▶ _What to do_: Out of the lines below, please list those that hold the string "возможности".

▶ _Excerpted records_:
☆ ☆ ☆ ☆ ☆ ☆ ☆
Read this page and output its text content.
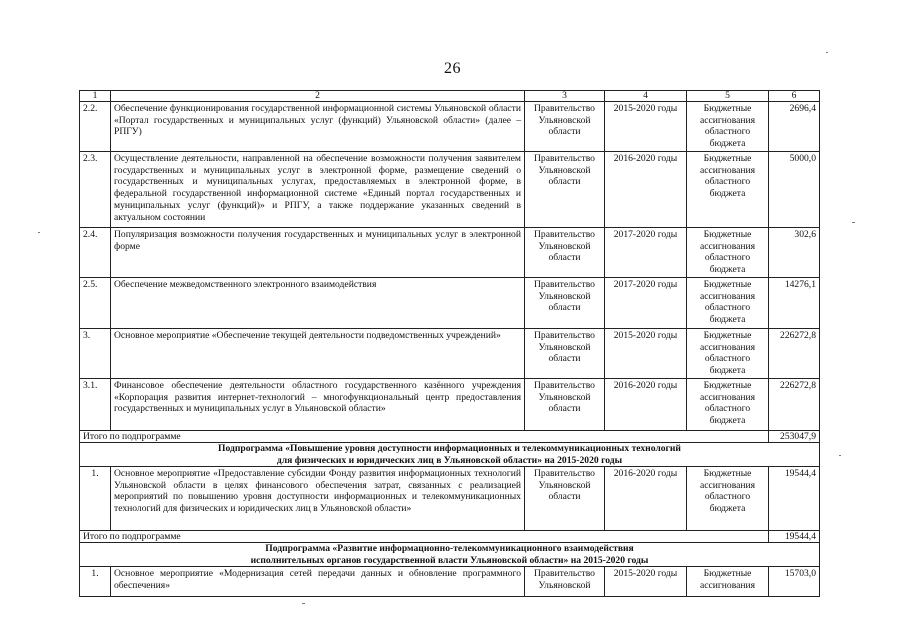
26
1	2	3	4	5	6
2.2.	Обеспечение функционирования государственной информационной системы Ульяновской области «Портал государственных и муниципальных услуг (функций) Ульяновской области» (далее – РПГУ)	Правительство Ульяновской области	2015-2020 годы	Бюджетные ассигнования областного бюджета	2696,4
2.3.	Осуществление деятельности, направленной на обеспечение возможности получения заявителем государственных и муниципальных услуг в электронной форме, размещение сведений о государственных и муниципальных услугах, предоставляемых в электронной форме, в федеральной государственной информационной системе «Единый портал государственных и муниципальных услуг (функций)» и РПГУ, а также поддержание указанных сведений в актуальном состоянии	Правительство Ульяновской области	2016-2020 годы	Бюджетные ассигнования областного бюджета	5000,0
2.4.	Популяризация возможности получения государственных и муниципальных услуг в электронной форме	Правительство Ульяновской области	2017-2020 годы	Бюджетные ассигнования областного бюджета	302,6
2.5.	Обеспечение межведомственного электронного взаимодействия	Правительство Ульяновской области	2017-2020 годы	Бюджетные ассигнования областного бюджета	14276,1
3.	Основное мероприятие «Обеспечение текущей деятельности подведомственных учреждений»	Правительство Ульяновской области	2015-2020 годы	Бюджетные ассигнования областного бюджета	226272,8
3.1.	Финансовое обеспечение деятельности областного государственного казённого учреждения «Корпорация развития интернет-технологий – многофункциональный центр предоставления государственных и муниципальных услуг в Ульяновской области»	Правительство Ульяновской области	2016-2020 годы	Бюджетные ассигнования областного бюджета	226272,8
Итого по подпрограмме					253047,9

Подпрограмма «Повышение уровня доступности информационных и телекоммуникационных технологий
для физических и юридических лиц в Ульяновской области» на 2015-2020 годы					

1.	Основное мероприятие «Предоставление субсидии Фонду развития информационных технологий Ульяновской области в целях финансового обеспечения затрат, связанных с реализацией мероприятий по повышению уровня доступности информационных и телекоммуникационных технологий для физических и юридических лиц в Ульяновской области»	Правительство Ульяновской области	2016-2020 годы	Бюджетные ассигнования областного бюджета	19544,4
Итого по подпрограмме					19544,4

Подпрограмма «Развитие информационно-телекоммуникационного взаимодействия
исполнительных органов государственной власти Ульяновской области» на 2015-2020 годы					

1.	Основное мероприятие «Модернизация сетей передачи данных и обновление программного обеспечения»	Правительство Ульяновской	2015-2020 годы	Бюджетные ассигнования	15703,0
☆ ☆ ☆ ☆ ☆ ☆ ☆
▶ _Written solution_:
2.3.	Осуществление деятельности, направленной на обеспечение возможности получения заявителем государственных и муниципальных услуг в электронной форме, размещение сведений о государственных и муниципальных услугах, предоставляемых в электронной форме, в федеральной государственной информационной системе «Единый портал государственных и муниципальных услуг (функций)» и РПГУ, а также поддержание указанных сведений в актуальном состоянии	Правительство Ульяновской области	2016-2020 годы	Бюджетные ассигнования областного бюджета	5000,0
2.4.	Популяризация возможности получения государственных и муниципальных услуг в электронной форме	Правительство Ульяновской области	2017-2020 годы	Бюджетные ассигнования областного бюджета	302,6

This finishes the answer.